>> start
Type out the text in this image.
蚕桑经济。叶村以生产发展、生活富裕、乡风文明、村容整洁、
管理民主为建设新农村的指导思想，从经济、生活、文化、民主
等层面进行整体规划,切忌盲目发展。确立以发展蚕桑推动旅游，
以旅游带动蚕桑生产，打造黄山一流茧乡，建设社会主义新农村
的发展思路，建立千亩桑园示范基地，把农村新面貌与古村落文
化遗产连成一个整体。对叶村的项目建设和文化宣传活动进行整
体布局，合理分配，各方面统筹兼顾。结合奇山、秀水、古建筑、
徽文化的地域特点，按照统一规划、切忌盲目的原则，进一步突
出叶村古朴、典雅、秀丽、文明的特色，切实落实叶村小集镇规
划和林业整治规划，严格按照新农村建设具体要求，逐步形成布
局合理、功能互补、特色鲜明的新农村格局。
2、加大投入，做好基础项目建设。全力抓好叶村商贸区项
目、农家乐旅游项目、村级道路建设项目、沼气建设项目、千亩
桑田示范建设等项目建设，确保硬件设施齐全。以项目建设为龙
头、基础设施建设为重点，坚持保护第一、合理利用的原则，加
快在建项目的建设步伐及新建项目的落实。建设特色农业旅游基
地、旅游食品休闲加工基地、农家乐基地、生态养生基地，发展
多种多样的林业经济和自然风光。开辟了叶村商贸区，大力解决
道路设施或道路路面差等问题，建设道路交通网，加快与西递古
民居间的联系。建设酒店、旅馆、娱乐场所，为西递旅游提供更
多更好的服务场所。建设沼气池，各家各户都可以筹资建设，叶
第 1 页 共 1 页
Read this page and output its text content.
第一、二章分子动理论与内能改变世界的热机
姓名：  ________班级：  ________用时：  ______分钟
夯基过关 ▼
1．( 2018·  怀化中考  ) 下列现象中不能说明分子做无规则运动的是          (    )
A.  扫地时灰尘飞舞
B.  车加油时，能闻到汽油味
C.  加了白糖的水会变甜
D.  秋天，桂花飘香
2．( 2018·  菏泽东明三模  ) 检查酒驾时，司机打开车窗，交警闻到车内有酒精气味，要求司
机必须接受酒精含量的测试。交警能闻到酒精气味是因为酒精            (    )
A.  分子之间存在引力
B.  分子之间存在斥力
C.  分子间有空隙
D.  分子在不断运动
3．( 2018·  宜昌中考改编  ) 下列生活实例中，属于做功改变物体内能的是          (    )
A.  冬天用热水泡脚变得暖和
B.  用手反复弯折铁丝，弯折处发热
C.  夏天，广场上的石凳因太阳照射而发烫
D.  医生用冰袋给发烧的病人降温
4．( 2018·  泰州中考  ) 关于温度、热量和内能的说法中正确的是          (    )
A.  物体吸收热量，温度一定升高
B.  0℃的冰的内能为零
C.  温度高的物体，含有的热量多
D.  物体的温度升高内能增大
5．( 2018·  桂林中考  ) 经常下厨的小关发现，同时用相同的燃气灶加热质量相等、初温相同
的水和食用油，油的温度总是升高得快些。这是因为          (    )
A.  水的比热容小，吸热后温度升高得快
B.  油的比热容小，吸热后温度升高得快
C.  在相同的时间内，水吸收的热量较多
>> end
● **PROBLEM TO WORK ON**: Copy out all the entries shown above, character for character.

● **RESPONSE TO THIS EXERCISE**:
Type out the text in this image.
蚕桑经济。叶村以生产发展、生活富裕、乡风文明、村容整洁、
管理民主为建设新农村的指导思想，从经济、生活、文化、民主
等层面进行整体规划,切忌盲目发展。确立以发展蚕桑推动旅游，
以旅游带动蚕桑生产，打造黄山一流茧乡，建设社会主义新农村
的发展思路，建立千亩桑园示范基地，把农村新面貌与古村落文
化遗产连成一个整体。对叶村的项目建设和文化宣传活动进行整
体布局，合理分配，各方面统筹兼顾。结合奇山、秀水、古建筑、
徽文化的地域特点，按照统一规划、切忌盲目的原则，进一步突
出叶村古朴、典雅、秀丽、文明的特色，切实落实叶村小集镇规
划和林业整治规划，严格按照新农村建设具体要求，逐步形成布
局合理、功能互补、特色鲜明的新农村格局。
2、加大投入，做好基础项目建设。全力抓好叶村商贸区项
目、农家乐旅游项目、村级道路建设项目、沼气建设项目、千亩
桑田示范建设等项目建设，确保硬件设施齐全。以项目建设为龙
头、基础设施建设为重点，坚持保护第一、合理利用的原则，加
快在建项目的建设步伐及新建项目的落实。建设特色农业旅游基
地、旅游食品休闲加工基地、农家乐基地、生态养生基地，发展
多种多样的林业经济和自然风光。开辟了叶村商贸区，大力解决
道路设施或道路路面差等问题，建设道路交通网，加快与西递古
民居间的联系。建设酒店、旅馆、娱乐场所，为西递旅游提供更
多更好的服务场所。建设沼气池，各家各户都可以筹资建设，叶
第 1 页 共 1 页
Read this page and output its text content.
第一、二章分子动理论与内能改变世界的热机
姓名：  ________班级：  ________用时：  ______分钟
夯基过关 ▼
1．( 2018·  怀化中考  ) 下列现象中不能说明分子做无规则运动的是          (    )
A.  扫地时灰尘飞舞
B.  车加油时，能闻到汽油味
C.  加了白糖的水会变甜
D.  秋天，桂花飘香
2．( 2018·  菏泽东明三模  ) 检查酒驾时，司机打开车窗，交警闻到车内有酒精气味，要求司
机必须接受酒精含量的测试。交警能闻到酒精气味是因为酒精            (    )
A.  分子之间存在引力
B.  分子之间存在斥力
C.  分子间有空隙
D.  分子在不断运动
3．( 2018·  宜昌中考改编  ) 下列生活实例中，属于做功改变物体内能的是          (    )
A.  冬天用热水泡脚变得暖和
B.  用手反复弯折铁丝，弯折处发热
C.  夏天，广场上的石凳因太阳照射而发烫
D.  医生用冰袋给发烧的病人降温
4．( 2018·  泰州中考  ) 关于温度、热量和内能的说法中正确的是          (    )
A.  物体吸收热量，温度一定升高
B.  0℃的冰的内能为零
C.  温度高的物体，含有的热量多
D.  物体的温度升高内能增大
5．( 2018·  桂林中考  ) 经常下厨的小关发现，同时用相同的燃气灶加热质量相等、初温相同
的水和食用油，油的温度总是升高得快些。这是因为          (    )
A.  水的比热容小，吸热后温度升高得快
B.  油的比热容小，吸热后温度升高得快
C.  在相同的时间内，水吸收的热量较多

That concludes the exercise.